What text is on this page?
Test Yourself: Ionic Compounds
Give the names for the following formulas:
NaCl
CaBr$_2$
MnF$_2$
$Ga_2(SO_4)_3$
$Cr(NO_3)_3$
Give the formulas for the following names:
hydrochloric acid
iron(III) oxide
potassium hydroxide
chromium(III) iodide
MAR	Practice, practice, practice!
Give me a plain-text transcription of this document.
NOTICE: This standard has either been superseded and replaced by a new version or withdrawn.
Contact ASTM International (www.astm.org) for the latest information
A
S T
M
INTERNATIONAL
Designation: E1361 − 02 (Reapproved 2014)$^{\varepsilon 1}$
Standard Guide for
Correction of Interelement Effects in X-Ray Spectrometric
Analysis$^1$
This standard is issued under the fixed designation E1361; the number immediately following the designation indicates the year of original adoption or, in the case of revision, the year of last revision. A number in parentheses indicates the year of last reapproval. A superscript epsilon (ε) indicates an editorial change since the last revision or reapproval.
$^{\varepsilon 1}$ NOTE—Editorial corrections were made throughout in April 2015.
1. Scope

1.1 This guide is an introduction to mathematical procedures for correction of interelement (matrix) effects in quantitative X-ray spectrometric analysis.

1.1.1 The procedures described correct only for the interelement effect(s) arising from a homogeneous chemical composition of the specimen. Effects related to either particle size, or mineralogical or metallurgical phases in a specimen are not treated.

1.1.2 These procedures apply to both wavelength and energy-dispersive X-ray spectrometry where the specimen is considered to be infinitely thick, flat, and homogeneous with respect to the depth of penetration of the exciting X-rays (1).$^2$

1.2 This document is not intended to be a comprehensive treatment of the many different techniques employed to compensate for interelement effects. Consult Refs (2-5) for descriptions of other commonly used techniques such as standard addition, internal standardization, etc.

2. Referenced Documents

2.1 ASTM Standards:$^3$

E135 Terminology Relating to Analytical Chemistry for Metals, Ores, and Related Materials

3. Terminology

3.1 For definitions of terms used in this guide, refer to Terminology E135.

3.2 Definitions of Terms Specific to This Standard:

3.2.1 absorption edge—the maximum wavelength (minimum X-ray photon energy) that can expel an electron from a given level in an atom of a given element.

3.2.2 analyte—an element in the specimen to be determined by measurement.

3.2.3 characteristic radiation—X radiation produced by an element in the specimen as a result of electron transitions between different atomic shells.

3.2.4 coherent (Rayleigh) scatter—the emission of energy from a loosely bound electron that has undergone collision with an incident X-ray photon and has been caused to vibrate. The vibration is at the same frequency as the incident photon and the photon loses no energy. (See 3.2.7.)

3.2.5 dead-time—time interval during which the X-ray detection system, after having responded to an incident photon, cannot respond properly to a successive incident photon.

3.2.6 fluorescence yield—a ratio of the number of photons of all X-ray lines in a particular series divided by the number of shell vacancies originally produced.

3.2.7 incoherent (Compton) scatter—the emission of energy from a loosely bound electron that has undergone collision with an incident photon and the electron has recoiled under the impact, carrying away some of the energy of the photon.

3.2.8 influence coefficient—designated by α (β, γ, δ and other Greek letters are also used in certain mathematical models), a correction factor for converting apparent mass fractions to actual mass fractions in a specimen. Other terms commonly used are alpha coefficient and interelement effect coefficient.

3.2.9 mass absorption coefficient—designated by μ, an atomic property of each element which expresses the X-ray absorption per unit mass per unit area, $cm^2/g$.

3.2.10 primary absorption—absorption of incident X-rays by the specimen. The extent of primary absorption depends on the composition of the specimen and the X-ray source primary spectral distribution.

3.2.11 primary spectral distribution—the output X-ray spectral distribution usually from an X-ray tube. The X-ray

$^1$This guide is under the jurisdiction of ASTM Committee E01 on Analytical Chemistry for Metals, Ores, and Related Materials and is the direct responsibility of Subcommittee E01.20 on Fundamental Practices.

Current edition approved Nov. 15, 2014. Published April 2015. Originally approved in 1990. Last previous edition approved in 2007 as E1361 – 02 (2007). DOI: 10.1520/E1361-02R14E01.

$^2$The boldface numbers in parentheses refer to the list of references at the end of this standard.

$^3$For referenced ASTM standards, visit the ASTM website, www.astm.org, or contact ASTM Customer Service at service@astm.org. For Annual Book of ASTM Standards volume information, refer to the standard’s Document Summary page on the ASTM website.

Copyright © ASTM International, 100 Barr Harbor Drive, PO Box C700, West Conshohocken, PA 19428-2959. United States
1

....................

Your objective » Copy every line of the data that holds the string "designated".

Answer to the problem »
3.2.8 influence coefficient—designated by α (β, γ, δ and other Greek letters are also used in certain mathematical models), a correction factor for converting apparent mass fractions to actual mass fractions in a specimen. Other terms commonly used are alpha coefficient and interelement effect coefficient.
3.2.9 mass absorption coefficient—designated by μ, an atomic property of each element which expresses the X-ray absorption per unit mass per unit area, $cm^2/g$.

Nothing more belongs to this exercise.